→ EXERCISE DIRECTIONS: Retype the listing below line for line, without any changes, and leave out the pictures.

→ GIVEN DATA:
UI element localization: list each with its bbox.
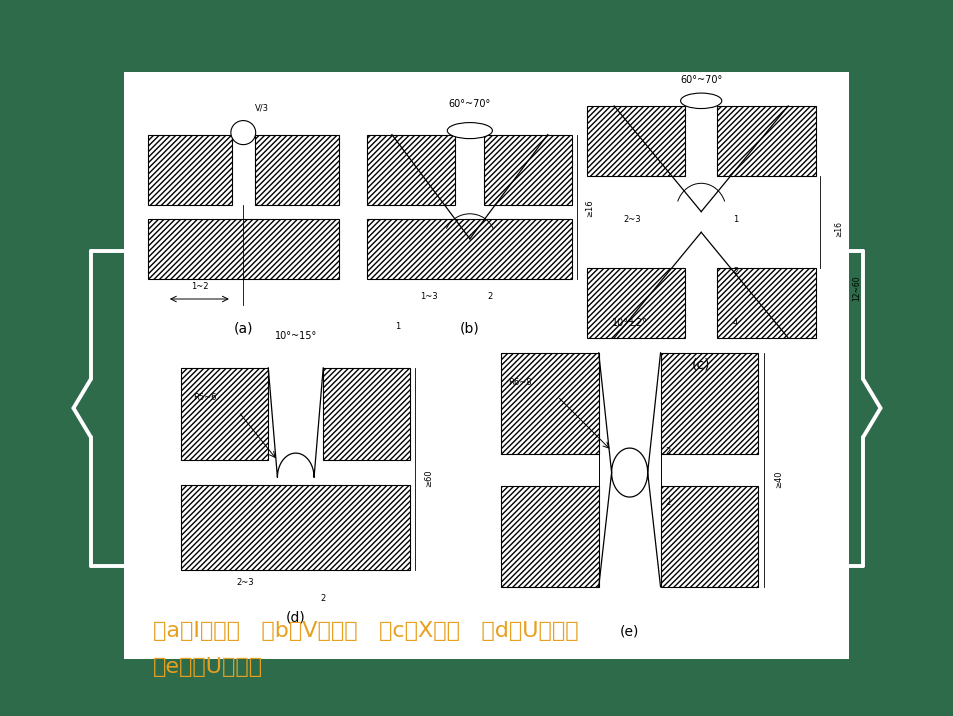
Text: （e）双U形坥口: （e）双U形坥口 [152,657,262,677]
Bar [500,486,598,587]
Bar [484,135,572,205]
Text: 1: 1 [732,215,738,224]
Ellipse shape [679,93,721,109]
Bar [586,106,684,175]
Bar [148,219,338,279]
Bar [367,219,572,279]
Bar [367,135,455,205]
Text: 2: 2 [320,594,326,604]
Bar [181,485,410,570]
Text: 1~2: 1~2 [191,282,208,291]
Bar [500,353,598,453]
Bar [254,135,338,205]
Ellipse shape [447,122,492,139]
Bar [717,268,815,338]
Text: ≥16: ≥16 [833,221,842,237]
Bar [659,486,758,587]
Text: (e): (e) [619,625,639,639]
Bar [586,268,684,338]
Text: (b): (b) [459,322,479,336]
Bar [323,368,410,460]
Text: 4: 4 [732,318,738,327]
Bar [717,106,815,175]
Text: 2: 2 [665,498,670,507]
Text: ≥16: ≥16 [584,199,593,217]
Text: ≥60: ≥60 [423,469,433,487]
Text: 10°±2°: 10°±2° [611,318,647,328]
Text: (a): (a) [233,322,253,336]
Text: (d): (d) [286,611,305,624]
Text: 2: 2 [732,266,738,276]
Text: R5~6: R5~6 [193,392,216,402]
Text: 2: 2 [665,447,670,455]
Bar [659,353,758,453]
Text: 2: 2 [487,292,493,301]
Text: ≥40: ≥40 [773,470,782,488]
Text: 12~60: 12~60 [851,276,861,301]
Text: (c): (c) [691,358,710,372]
Text: V/3: V/3 [254,104,269,112]
Bar [148,135,232,205]
Bar [124,72,848,659]
Text: 60°~70°: 60°~70° [448,99,491,109]
Text: R6~8: R6~8 [508,379,532,387]
Text: 10°~15°: 10°~15° [274,331,316,341]
Text: 1: 1 [395,322,400,332]
Ellipse shape [231,120,255,145]
Text: 2~3: 2~3 [236,578,253,586]
Text: 60°~70°: 60°~70° [679,74,721,84]
Text: （a）I形坡口   （b）V形坡口   （c）X坡口   （d）U形坡口: （a）I形坡口 （b）V形坡口 （c）X坡口 （d）U形坡口 [152,621,578,642]
Text: 2~3: 2~3 [623,215,640,224]
Bar [181,368,268,460]
Text: 1~3: 1~3 [419,292,437,301]
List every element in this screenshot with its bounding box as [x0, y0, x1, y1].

→ CORRECT ANSWER:
UI element localization: list each with its bbox.
Text: （e）双U形坥口: （e）双U形坥口 [152,657,262,677]
Bar [500,486,598,587]
Bar [484,135,572,205]
Text: 1: 1 [732,215,738,224]
Ellipse shape [679,93,721,109]
Bar [586,106,684,175]
Bar [148,219,338,279]
Bar [367,219,572,279]
Bar [367,135,455,205]
Text: 2: 2 [320,594,326,604]
Bar [181,485,410,570]
Text: 1~2: 1~2 [191,282,208,291]
Bar [500,353,598,453]
Bar [254,135,338,205]
Ellipse shape [447,122,492,139]
Bar [717,268,815,338]
Text: ≥16: ≥16 [833,221,842,237]
Bar [659,486,758,587]
Text: (e): (e) [619,625,639,639]
Bar [586,268,684,338]
Text: (b): (b) [459,322,479,336]
Bar [323,368,410,460]
Text: 4: 4 [732,318,738,327]
Bar [717,106,815,175]
Text: 2: 2 [665,498,670,507]
Text: ≥16: ≥16 [584,199,593,217]
Text: ≥60: ≥60 [423,469,433,487]
Text: 10°±2°: 10°±2° [611,318,647,328]
Text: (a): (a) [233,322,253,336]
Text: (d): (d) [286,611,305,624]
Text: 2: 2 [732,266,738,276]
Text: R5~6: R5~6 [193,392,216,402]
Text: 2: 2 [665,447,670,455]
Bar [659,353,758,453]
Text: 2: 2 [487,292,493,301]
Text: ≥40: ≥40 [773,470,782,488]
Text: 12~60: 12~60 [851,276,861,301]
Text: (c): (c) [691,358,710,372]
Text: V/3: V/3 [254,104,269,112]
Bar [148,135,232,205]
Bar [124,72,848,659]
Text: 60°~70°: 60°~70° [448,99,491,109]
Text: R6~8: R6~8 [508,379,532,387]
Text: 10°~15°: 10°~15° [274,331,316,341]
Text: 1: 1 [395,322,400,332]
Ellipse shape [231,120,255,145]
Text: 2~3: 2~3 [236,578,253,586]
Text: 60°~70°: 60°~70° [679,74,721,84]
Text: （a）I形坡口   （b）V形坡口   （c）X坡口   （d）U形坡口: （a）I形坡口 （b）V形坡口 （c）X坡口 （d）U形坡口 [152,621,578,642]
Text: 2~3: 2~3 [623,215,640,224]
Bar [181,368,268,460]
Text: 1~3: 1~3 [419,292,437,301]
List every element in this screenshot with its bounding box as [x0, y0, x1, y1].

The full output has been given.